# Start of DATA LISTING
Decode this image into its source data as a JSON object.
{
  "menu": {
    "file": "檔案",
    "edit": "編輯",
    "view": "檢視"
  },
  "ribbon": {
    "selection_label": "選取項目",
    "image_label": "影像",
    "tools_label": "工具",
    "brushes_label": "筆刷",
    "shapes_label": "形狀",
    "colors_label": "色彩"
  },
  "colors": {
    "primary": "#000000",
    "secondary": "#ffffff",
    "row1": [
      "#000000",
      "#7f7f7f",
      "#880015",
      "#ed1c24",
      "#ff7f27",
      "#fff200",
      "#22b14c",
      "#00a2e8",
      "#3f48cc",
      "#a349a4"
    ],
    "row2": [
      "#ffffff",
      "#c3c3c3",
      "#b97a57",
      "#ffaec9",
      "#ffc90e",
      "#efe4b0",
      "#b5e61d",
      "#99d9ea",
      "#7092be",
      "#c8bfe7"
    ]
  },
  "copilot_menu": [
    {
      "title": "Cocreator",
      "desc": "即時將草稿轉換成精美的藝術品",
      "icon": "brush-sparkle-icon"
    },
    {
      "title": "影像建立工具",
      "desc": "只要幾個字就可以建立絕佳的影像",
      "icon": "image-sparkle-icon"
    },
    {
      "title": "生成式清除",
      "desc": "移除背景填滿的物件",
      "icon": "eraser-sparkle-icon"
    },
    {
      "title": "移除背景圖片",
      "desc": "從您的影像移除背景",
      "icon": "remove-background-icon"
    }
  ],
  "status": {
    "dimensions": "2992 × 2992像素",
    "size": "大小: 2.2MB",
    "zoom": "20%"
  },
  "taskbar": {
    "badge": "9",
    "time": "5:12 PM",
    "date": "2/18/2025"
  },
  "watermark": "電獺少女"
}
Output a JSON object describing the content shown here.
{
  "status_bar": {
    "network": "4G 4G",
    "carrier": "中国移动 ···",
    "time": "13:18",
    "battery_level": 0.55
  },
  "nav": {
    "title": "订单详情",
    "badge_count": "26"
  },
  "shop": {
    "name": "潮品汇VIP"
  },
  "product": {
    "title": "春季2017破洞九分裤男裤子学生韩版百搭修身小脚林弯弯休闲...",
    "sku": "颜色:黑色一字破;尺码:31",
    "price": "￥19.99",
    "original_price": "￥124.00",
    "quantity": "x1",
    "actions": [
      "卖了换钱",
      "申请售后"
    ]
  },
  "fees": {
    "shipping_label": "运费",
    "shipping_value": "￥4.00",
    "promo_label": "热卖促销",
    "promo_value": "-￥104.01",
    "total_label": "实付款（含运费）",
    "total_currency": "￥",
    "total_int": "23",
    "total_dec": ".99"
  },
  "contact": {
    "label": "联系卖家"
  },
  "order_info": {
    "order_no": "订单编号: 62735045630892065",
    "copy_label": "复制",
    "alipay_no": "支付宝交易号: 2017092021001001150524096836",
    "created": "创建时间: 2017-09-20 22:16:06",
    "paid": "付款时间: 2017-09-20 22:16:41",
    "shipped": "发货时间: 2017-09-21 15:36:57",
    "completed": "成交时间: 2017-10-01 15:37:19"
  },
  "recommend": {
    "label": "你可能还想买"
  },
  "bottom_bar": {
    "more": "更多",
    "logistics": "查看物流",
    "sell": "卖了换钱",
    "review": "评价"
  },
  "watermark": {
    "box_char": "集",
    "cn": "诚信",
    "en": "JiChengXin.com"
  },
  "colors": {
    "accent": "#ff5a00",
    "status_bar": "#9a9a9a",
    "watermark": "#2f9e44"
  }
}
# End of DATA LISTING
TASK STATEMENT: Copy every line of the listing where the word "title" appears.

EXERCISE RESPONSE:
      "title": "Cocreator",
      "title": "影像建立工具",
      "title": "生成式清除",
      "title": "移除背景圖片",
    "title": "订单详情",
    "title": "春季2017破洞九分裤男裤子学生韩版百搭修身小脚林弯弯休闲...",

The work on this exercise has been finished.